Problem to work on
Each line that follows is to be retyped exactly.

Material provided
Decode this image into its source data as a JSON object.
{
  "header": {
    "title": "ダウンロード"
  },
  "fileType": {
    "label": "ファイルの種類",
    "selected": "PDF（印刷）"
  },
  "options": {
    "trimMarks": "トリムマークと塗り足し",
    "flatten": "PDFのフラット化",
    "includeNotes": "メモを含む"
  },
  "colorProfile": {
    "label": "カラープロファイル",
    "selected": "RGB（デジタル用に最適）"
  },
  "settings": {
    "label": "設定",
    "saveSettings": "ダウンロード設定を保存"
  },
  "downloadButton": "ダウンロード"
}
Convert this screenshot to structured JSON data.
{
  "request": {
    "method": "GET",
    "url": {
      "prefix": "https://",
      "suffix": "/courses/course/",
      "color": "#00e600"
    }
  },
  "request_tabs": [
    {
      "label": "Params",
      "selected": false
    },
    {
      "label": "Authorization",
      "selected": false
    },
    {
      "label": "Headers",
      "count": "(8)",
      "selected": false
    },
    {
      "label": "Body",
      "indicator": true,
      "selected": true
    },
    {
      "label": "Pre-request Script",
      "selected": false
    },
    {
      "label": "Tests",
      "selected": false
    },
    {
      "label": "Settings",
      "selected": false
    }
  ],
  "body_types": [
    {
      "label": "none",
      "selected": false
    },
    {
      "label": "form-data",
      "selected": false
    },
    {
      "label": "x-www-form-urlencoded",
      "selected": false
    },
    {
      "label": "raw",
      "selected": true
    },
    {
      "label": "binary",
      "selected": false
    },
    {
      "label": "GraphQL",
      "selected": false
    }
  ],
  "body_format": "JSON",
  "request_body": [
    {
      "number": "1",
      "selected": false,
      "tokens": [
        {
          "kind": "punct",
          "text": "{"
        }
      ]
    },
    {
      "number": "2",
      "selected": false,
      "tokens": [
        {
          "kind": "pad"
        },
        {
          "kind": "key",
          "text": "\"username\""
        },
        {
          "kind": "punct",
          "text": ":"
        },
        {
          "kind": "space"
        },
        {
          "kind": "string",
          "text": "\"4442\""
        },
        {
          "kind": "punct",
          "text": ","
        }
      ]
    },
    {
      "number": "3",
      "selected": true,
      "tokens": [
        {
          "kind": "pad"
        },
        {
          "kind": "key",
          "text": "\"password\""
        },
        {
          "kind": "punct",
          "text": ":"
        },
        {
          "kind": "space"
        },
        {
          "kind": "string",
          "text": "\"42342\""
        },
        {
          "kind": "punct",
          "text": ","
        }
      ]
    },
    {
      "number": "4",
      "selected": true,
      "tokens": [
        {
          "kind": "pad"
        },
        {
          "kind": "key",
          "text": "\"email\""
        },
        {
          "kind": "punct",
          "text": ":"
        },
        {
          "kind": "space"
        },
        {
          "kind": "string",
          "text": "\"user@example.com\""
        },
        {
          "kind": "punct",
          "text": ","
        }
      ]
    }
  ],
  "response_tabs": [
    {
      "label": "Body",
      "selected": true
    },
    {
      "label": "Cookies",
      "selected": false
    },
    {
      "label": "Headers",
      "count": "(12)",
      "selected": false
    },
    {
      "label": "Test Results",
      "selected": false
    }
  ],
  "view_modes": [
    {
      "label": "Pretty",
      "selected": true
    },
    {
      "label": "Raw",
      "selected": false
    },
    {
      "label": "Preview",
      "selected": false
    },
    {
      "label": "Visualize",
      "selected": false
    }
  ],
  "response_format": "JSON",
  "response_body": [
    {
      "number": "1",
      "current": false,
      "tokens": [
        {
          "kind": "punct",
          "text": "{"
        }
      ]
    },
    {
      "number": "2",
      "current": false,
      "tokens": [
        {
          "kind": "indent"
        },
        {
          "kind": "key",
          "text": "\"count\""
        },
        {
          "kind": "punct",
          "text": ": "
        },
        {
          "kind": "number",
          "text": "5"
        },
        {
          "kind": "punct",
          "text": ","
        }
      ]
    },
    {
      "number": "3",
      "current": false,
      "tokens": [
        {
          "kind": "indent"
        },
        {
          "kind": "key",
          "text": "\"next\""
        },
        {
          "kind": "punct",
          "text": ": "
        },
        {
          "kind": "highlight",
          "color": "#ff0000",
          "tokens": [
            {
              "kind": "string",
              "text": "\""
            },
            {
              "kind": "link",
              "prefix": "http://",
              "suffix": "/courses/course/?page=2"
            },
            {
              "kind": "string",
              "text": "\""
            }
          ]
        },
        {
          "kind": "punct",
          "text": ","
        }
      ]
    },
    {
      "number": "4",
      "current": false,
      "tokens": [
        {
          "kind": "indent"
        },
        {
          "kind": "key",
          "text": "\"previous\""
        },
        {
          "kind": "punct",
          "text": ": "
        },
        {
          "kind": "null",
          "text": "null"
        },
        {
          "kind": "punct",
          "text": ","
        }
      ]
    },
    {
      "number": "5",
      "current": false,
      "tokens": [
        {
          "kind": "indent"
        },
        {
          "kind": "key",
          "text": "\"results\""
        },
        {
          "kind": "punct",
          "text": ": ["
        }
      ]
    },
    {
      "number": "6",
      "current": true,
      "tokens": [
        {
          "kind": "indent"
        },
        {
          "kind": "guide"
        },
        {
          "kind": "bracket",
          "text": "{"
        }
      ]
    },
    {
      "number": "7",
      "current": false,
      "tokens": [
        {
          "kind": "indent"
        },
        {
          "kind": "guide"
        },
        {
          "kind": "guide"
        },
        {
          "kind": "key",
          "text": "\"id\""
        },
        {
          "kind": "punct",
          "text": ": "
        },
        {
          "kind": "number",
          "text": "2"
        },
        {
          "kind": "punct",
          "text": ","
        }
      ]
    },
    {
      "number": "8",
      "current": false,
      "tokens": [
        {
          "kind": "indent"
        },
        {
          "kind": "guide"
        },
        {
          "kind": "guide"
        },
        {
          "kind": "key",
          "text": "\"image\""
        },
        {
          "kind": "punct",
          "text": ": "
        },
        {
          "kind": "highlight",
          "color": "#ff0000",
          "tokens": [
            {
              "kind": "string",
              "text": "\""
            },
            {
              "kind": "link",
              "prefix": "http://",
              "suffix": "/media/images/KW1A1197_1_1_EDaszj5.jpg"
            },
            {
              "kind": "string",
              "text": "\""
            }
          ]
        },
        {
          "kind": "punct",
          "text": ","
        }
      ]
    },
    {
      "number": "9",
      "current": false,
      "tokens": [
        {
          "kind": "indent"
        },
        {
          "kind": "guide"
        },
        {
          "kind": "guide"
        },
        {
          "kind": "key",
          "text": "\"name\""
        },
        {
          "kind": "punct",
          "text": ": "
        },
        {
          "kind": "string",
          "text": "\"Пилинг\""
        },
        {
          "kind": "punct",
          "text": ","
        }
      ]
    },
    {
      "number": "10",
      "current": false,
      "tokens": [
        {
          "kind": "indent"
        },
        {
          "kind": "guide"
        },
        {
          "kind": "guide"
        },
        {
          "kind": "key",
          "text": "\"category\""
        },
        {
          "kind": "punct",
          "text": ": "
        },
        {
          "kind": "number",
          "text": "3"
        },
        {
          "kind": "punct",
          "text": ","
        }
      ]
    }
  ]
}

Solution for this exercise
Decode this image into its source data as a JSON object.
{
  "header": {
    "title": "ダウンロード"
  },
  "fileType": {
    "label": "ファイルの種類",
    "selected": "PDF（印刷）"
  },
  "options": {
    "trimMarks": "トリムマークと塗り足し",
    "flatten": "PDFのフラット化",
    "includeNotes": "メモを含む"
  },
  "colorProfile": {
    "label": "カラープロファイル",
    "selected": "RGB（デジタル用に最適）"
  },
  "settings": {
    "label": "設定",
    "saveSettings": "ダウンロード設定を保存"
  },
  "downloadButton": "ダウンロード"
}
Convert this screenshot to structured JSON data.
{
  "request": {
    "method": "GET",
    "url": {
      "prefix": "https://",
      "suffix": "/courses/course/",
      "color": "#00e600"
    }
  },
  "request_tabs": [
    {
      "label": "Params",
      "selected": false
    },
    {
      "label": "Authorization",
      "selected": false
    },
    {
      "label": "Headers",
      "count": "(8)",
      "selected": false
    },
    {
      "label": "Body",
      "indicator": true,
      "selected": true
    },
    {
      "label": "Pre-request Script",
      "selected": false
    },
    {
      "label": "Tests",
      "selected": false
    },
    {
      "label": "Settings",
      "selected": false
    }
  ],
  "body_types": [
    {
      "label": "none",
      "selected": false
    },
    {
      "label": "form-data",
      "selected": false
    },
    {
      "label": "x-www-form-urlencoded",
      "selected": false
    },
    {
      "label": "raw",
      "selected": true
    },
    {
      "label": "binary",
      "selected": false
    },
    {
      "label": "GraphQL",
      "selected": false
    }
  ],
  "body_format": "JSON",
  "request_body": [
    {
      "number": "1",
      "selected": false,
      "tokens": [
        {
          "kind": "punct",
          "text": "{"
        }
      ]
    },
    {
      "number": "2",
      "selected": false,
      "tokens": [
        {
          "kind": "pad"
        },
        {
          "kind": "key",
          "text": "\"username\""
        },
        {
          "kind": "punct",
          "text": ":"
        },
        {
          "kind": "space"
        },
        {
          "kind": "string",
          "text": "\"4442\""
        },
        {
          "kind": "punct",
          "text": ","
        }
      ]
    },
    {
      "number": "3",
      "selected": true,
      "tokens": [
        {
          "kind": "pad"
        },
        {
          "kind": "key",
          "text": "\"password\""
        },
        {
          "kind": "punct",
          "text": ":"
        },
        {
          "kind": "space"
        },
        {
          "kind": "string",
          "text": "\"42342\""
        },
        {
          "kind": "punct",
          "text": ","
        }
      ]
    },
    {
      "number": "4",
      "selected": true,
      "tokens": [
        {
          "kind": "pad"
        },
        {
          "kind": "key",
          "text": "\"email\""
        },
        {
          "kind": "punct",
          "text": ":"
        },
        {
          "kind": "space"
        },
        {
          "kind": "string",
          "text": "\"user@example.com\""
        },
        {
          "kind": "punct",
          "text": ","
        }
      ]
    }
  ],
  "response_tabs": [
    {
      "label": "Body",
      "selected": true
    },
    {
      "label": "Cookies",
      "selected": false
    },
    {
      "label": "Headers",
      "count": "(12)",
      "selected": false
    },
    {
      "label": "Test Results",
      "selected": false
    }
  ],
  "view_modes": [
    {
      "label": "Pretty",
      "selected": true
    },
    {
      "label": "Raw",
      "selected": false
    },
    {
      "label": "Preview",
      "selected": false
    },
    {
      "label": "Visualize",
      "selected": false
    }
  ],
  "response_format": "JSON",
  "response_body": [
    {
      "number": "1",
      "current": false,
      "tokens": [
        {
          "kind": "punct",
          "text": "{"
        }
      ]
    },
    {
      "number": "2",
      "current": false,
      "tokens": [
        {
          "kind": "indent"
        },
        {
          "kind": "key",
          "text": "\"count\""
        },
        {
          "kind": "punct",
          "text": ": "
        },
        {
          "kind": "number",
          "text": "5"
        },
        {
          "kind": "punct",
          "text": ","
        }
      ]
    },
    {
      "number": "3",
      "current": false,
      "tokens": [
        {
          "kind": "indent"
        },
        {
          "kind": "key",
          "text": "\"next\""
        },
        {
          "kind": "punct",
          "text": ": "
        },
        {
          "kind": "highlight",
          "color": "#ff0000",
          "tokens": [
            {
              "kind": "string",
              "text": "\""
            },
            {
              "kind": "link",
              "prefix": "http://",
              "suffix": "/courses/course/?page=2"
            },
            {
              "kind": "string",
              "text": "\""
            }
          ]
        },
        {
          "kind": "punct",
          "text": ","
        }
      ]
    },
    {
      "number": "4",
      "current": false,
      "tokens": [
        {
          "kind": "indent"
        },
        {
          "kind": "key",
          "text": "\"previous\""
        },
        {
          "kind": "punct",
          "text": ": "
        },
        {
          "kind": "null",
          "text": "null"
        },
        {
          "kind": "punct",
          "text": ","
        }
      ]
    },
    {
      "number": "5",
      "current": false,
      "tokens": [
        {
          "kind": "indent"
        },
        {
          "kind": "key",
          "text": "\"results\""
        },
        {
          "kind": "punct",
          "text": ": ["
        }
      ]
    },
    {
      "number": "6",
      "current": true,
      "tokens": [
        {
          "kind": "indent"
        },
        {
          "kind": "guide"
        },
        {
          "kind": "bracket",
          "text": "{"
        }
      ]
    },
    {
      "number": "7",
      "current": false,
      "tokens": [
        {
          "kind": "indent"
        },
        {
          "kind": "guide"
        },
        {
          "kind": "guide"
        },
        {
          "kind": "key",
          "text": "\"id\""
        },
        {
          "kind": "punct",
          "text": ": "
        },
        {
          "kind": "number",
          "text": "2"
        },
        {
          "kind": "punct",
          "text": ","
        }
      ]
    },
    {
      "number": "8",
      "current": false,
      "tokens": [
        {
          "kind": "indent"
        },
        {
          "kind": "guide"
        },
        {
          "kind": "guide"
        },
        {
          "kind": "key",
          "text": "\"image\""
        },
        {
          "kind": "punct",
          "text": ": "
        },
        {
          "kind": "highlight",
          "color": "#ff0000",
          "tokens": [
            {
              "kind": "string",
              "text": "\""
            },
            {
              "kind": "link",
              "prefix": "http://",
              "suffix": "/media/images/KW1A1197_1_1_EDaszj5.jpg"
            },
            {
              "kind": "string",
              "text": "\""
            }
          ]
        },
        {
          "kind": "punct",
          "text": ","
        }
      ]
    },
    {
      "number": "9",
      "current": false,
      "tokens": [
        {
          "kind": "indent"
        },
        {
          "kind": "guide"
        },
        {
          "kind": "guide"
        },
        {
          "kind": "key",
          "text": "\"name\""
        },
        {
          "kind": "punct",
          "text": ": "
        },
        {
          "kind": "string",
          "text": "\"Пилинг\""
        },
        {
          "kind": "punct",
          "text": ","
        }
      ]
    },
    {
      "number": "10",
      "current": false,
      "tokens": [
        {
          "kind": "indent"
        },
        {
          "kind": "guide"
        },
        {
          "kind": "guide"
        },
        {
          "kind": "key",
          "text": "\"category\""
        },
        {
          "kind": "punct",
          "text": ": "
        },
        {
          "kind": "number",
          "text": "3"
        },
        {
          "kind": "punct",
          "text": ","
        }
      ]
    }
  ]
}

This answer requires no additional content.